→ Task to carry out:
Write out each record again exactly as it stands.

→ Material to process:
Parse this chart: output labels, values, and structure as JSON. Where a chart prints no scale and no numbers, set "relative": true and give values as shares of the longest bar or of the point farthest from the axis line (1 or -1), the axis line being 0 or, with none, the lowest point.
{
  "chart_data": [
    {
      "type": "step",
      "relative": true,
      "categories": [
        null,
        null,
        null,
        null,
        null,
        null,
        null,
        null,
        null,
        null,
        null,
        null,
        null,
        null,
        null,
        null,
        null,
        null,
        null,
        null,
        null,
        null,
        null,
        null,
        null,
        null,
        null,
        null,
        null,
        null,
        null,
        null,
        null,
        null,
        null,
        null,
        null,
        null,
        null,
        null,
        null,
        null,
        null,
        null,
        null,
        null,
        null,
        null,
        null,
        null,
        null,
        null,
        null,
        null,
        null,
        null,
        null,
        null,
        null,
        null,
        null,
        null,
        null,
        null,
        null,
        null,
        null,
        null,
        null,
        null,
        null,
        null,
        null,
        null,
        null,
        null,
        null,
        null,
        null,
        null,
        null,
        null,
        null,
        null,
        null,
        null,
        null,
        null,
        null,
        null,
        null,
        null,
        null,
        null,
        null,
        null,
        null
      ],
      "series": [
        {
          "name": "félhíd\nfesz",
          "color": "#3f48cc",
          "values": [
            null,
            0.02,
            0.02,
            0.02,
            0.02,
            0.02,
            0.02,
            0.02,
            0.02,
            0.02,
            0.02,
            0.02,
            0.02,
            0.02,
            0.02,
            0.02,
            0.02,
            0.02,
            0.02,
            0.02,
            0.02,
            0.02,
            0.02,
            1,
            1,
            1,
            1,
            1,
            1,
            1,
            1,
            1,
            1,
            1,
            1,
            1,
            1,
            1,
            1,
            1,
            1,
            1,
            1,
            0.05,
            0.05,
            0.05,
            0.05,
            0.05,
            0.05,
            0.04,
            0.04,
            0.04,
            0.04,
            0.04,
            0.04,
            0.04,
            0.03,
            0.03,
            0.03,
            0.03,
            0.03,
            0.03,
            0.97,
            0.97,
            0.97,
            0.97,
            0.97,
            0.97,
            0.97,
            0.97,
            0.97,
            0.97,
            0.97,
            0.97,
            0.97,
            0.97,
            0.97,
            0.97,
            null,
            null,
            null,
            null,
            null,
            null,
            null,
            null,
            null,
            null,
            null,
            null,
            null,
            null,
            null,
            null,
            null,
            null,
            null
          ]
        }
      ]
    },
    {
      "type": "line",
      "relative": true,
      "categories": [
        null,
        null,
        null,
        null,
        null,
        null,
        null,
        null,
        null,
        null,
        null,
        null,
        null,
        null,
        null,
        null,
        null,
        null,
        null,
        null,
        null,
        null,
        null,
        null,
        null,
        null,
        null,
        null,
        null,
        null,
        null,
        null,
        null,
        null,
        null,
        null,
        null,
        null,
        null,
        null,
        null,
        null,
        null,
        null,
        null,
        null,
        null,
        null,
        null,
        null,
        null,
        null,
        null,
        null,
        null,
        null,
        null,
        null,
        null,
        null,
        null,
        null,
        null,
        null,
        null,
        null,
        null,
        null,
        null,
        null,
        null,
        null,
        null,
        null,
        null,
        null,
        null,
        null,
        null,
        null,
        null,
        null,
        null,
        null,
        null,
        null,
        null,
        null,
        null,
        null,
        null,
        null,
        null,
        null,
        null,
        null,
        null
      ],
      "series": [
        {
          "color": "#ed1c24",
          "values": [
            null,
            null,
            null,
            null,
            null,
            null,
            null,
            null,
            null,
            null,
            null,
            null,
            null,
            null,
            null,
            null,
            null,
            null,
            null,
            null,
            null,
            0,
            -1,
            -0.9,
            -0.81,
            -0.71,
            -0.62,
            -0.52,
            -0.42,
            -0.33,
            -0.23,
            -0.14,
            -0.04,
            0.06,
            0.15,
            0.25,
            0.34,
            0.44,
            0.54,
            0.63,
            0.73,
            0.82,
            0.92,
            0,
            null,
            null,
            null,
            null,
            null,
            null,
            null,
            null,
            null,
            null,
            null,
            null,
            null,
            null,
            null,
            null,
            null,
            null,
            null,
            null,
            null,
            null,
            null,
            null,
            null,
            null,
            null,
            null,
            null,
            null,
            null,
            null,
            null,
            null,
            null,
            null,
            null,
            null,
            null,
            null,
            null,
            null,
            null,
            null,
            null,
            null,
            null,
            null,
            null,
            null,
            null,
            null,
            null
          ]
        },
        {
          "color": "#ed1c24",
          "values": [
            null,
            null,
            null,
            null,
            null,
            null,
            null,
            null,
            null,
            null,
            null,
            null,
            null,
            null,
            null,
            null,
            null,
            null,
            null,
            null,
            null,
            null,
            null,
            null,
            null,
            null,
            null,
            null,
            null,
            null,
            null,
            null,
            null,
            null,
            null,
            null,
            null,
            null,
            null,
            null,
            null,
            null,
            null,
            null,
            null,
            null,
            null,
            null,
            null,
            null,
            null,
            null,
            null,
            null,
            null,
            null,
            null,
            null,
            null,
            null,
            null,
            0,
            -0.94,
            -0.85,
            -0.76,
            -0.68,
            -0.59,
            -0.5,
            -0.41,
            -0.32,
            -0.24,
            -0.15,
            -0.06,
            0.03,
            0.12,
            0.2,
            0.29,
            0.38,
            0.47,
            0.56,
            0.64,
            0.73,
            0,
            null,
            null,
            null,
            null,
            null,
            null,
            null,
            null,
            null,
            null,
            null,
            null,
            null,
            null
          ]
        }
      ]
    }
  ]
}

→ Result for this exercise:
Parse this chart: output labels, values, and structure as JSON. Where a chart prints no scale and no numbers, set "relative": true and give values as shares of the longest bar or of the point farthest from the axis line (1 or -1), the axis line being 0 or, with none, the lowest point.
{
  "chart_data": [
    {
      "type": "step",
      "relative": true,
      "categories": [
        null,
        null,
        null,
        null,
        null,
        null,
        null,
        null,
        null,
        null,
        null,
        null,
        null,
        null,
        null,
        null,
        null,
        null,
        null,
        null,
        null,
        null,
        null,
        null,
        null,
        null,
        null,
        null,
        null,
        null,
        null,
        null,
        null,
        null,
        null,
        null,
        null,
        null,
        null,
        null,
        null,
        null,
        null,
        null,
        null,
        null,
        null,
        null,
        null,
        null,
        null,
        null,
        null,
        null,
        null,
        null,
        null,
        null,
        null,
        null,
        null,
        null,
        null,
        null,
        null,
        null,
        null,
        null,
        null,
        null,
        null,
        null,
        null,
        null,
        null,
        null,
        null,
        null,
        null,
        null,
        null,
        null,
        null,
        null,
        null,
        null,
        null,
        null,
        null,
        null,
        null,
        null,
        null,
        null,
        null,
        null,
        null
      ],
      "series": [
        {
          "name": "félhíd\nfesz",
          "color": "#3f48cc",
          "values": [
            null,
            0.02,
            0.02,
            0.02,
            0.02,
            0.02,
            0.02,
            0.02,
            0.02,
            0.02,
            0.02,
            0.02,
            0.02,
            0.02,
            0.02,
            0.02,
            0.02,
            0.02,
            0.02,
            0.02,
            0.02,
            0.02,
            0.02,
            1,
            1,
            1,
            1,
            1,
            1,
            1,
            1,
            1,
            1,
            1,
            1,
            1,
            1,
            1,
            1,
            1,
            1,
            1,
            1,
            0.05,
            0.05,
            0.05,
            0.05,
            0.05,
            0.05,
            0.04,
            0.04,
            0.04,
            0.04,
            0.04,
            0.04,
            0.04,
            0.03,
            0.03,
            0.03,
            0.03,
            0.03,
            0.03,
            0.97,
            0.97,
            0.97,
            0.97,
            0.97,
            0.97,
            0.97,
            0.97,
            0.97,
            0.97,
            0.97,
            0.97,
            0.97,
            0.97,
            0.97,
            0.97,
            null,
            null,
            null,
            null,
            null,
            null,
            null,
            null,
            null,
            null,
            null,
            null,
            null,
            null,
            null,
            null,
            null,
            null,
            null
          ]
        }
      ]
    },
    {
      "type": "line",
      "relative": true,
      "categories": [
        null,
        null,
        null,
        null,
        null,
        null,
        null,
        null,
        null,
        null,
        null,
        null,
        null,
        null,
        null,
        null,
        null,
        null,
        null,
        null,
        null,
        null,
        null,
        null,
        null,
        null,
        null,
        null,
        null,
        null,
        null,
        null,
        null,
        null,
        null,
        null,
        null,
        null,
        null,
        null,
        null,
        null,
        null,
        null,
        null,
        null,
        null,
        null,
        null,
        null,
        null,
        null,
        null,
        null,
        null,
        null,
        null,
        null,
        null,
        null,
        null,
        null,
        null,
        null,
        null,
        null,
        null,
        null,
        null,
        null,
        null,
        null,
        null,
        null,
        null,
        null,
        null,
        null,
        null,
        null,
        null,
        null,
        null,
        null,
        null,
        null,
        null,
        null,
        null,
        null,
        null,
        null,
        null,
        null,
        null,
        null,
        null
      ],
      "series": [
        {
          "color": "#ed1c24",
          "values": [
            null,
            null,
            null,
            null,
            null,
            null,
            null,
            null,
            null,
            null,
            null,
            null,
            null,
            null,
            null,
            null,
            null,
            null,
            null,
            null,
            null,
            0,
            -1,
            -0.9,
            -0.81,
            -0.71,
            -0.62,
            -0.52,
            -0.42,
            -0.33,
            -0.23,
            -0.14,
            -0.04,
            0.06,
            0.15,
            0.25,
            0.34,
            0.44,
            0.54,
            0.63,
            0.73,
            0.82,
            0.92,
            0,
            null,
            null,
            null,
            null,
            null,
            null,
            null,
            null,
            null,
            null,
            null,
            null,
            null,
            null,
            null,
            null,
            null,
            null,
            null,
            null,
            null,
            null,
            null,
            null,
            null,
            null,
            null,
            null,
            null,
            null,
            null,
            null,
            null,
            null,
            null,
            null,
            null,
            null,
            null,
            null,
            null,
            null,
            null,
            null,
            null,
            null,
            null,
            null,
            null,
            null,
            null,
            null,
            null
          ]
        },
        {
          "color": "#ed1c24",
          "values": [
            null,
            null,
            null,
            null,
            null,
            null,
            null,
            null,
            null,
            null,
            null,
            null,
            null,
            null,
            null,
            null,
            null,
            null,
            null,
            null,
            null,
            null,
            null,
            null,
            null,
            null,
            null,
            null,
            null,
            null,
            null,
            null,
            null,
            null,
            null,
            null,
            null,
            null,
            null,
            null,
            null,
            null,
            null,
            null,
            null,
            null,
            null,
            null,
            null,
            null,
            null,
            null,
            null,
            null,
            null,
            null,
            null,
            null,
            null,
            null,
            null,
            0,
            -0.94,
            -0.85,
            -0.76,
            -0.68,
            -0.59,
            -0.5,
            -0.41,
            -0.32,
            -0.24,
            -0.15,
            -0.06,
            0.03,
            0.12,
            0.2,
            0.29,
            0.38,
            0.47,
            0.56,
            0.64,
            0.73,
            0,
            null,
            null,
            null,
            null,
            null,
            null,
            null,
            null,
            null,
            null,
            null,
            null,
            null,
            null
          ]
        }
      ]
    }
  ]
}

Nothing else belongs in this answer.